>>>>
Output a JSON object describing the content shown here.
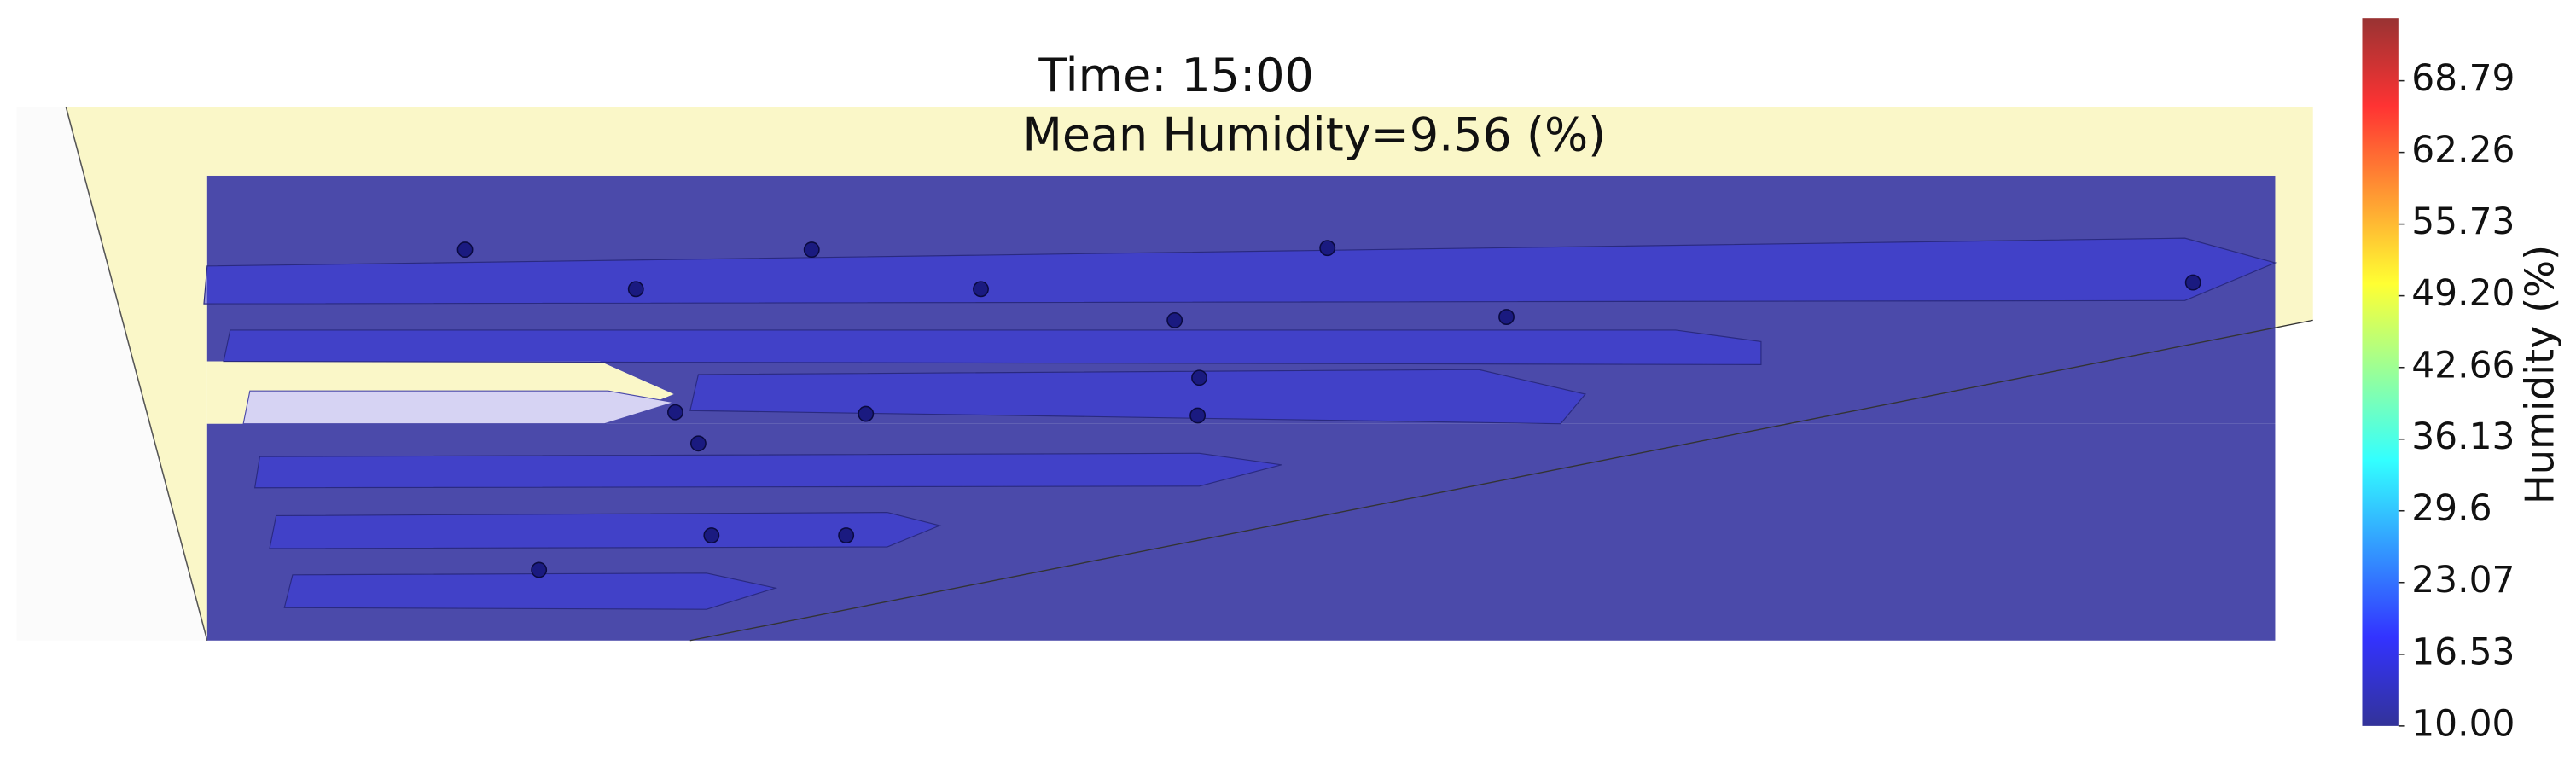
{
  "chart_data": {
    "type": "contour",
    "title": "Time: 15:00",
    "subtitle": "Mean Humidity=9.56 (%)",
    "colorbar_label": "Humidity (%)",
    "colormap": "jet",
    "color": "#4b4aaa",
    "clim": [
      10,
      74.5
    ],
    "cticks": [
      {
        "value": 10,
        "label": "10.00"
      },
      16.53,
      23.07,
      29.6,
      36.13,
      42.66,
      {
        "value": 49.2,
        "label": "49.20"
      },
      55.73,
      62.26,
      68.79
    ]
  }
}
<<<<
## Task directions
Reproduce the material above verbatim; omit every picture.

## Response to the exercise
Output a JSON object describing the content shown here.
{
  "chart_data": {
    "type": "contour",
    "title": "Time: 15:00",
    "subtitle": "Mean Humidity=9.56 (%)",
    "colorbar_label": "Humidity (%)",
    "colormap": "jet",
    "color": "#4b4aaa",
    "clim": [
      10,
      74.5
    ],
    "cticks": [
      {
        "value": 10,
        "label": "10.00"
      },
      16.53,
      23.07,
      29.6,
      36.13,
      42.66,
      {
        "value": 49.2,
        "label": "49.20"
      },
      55.73,
      62.26,
      68.79
    ]
  }
}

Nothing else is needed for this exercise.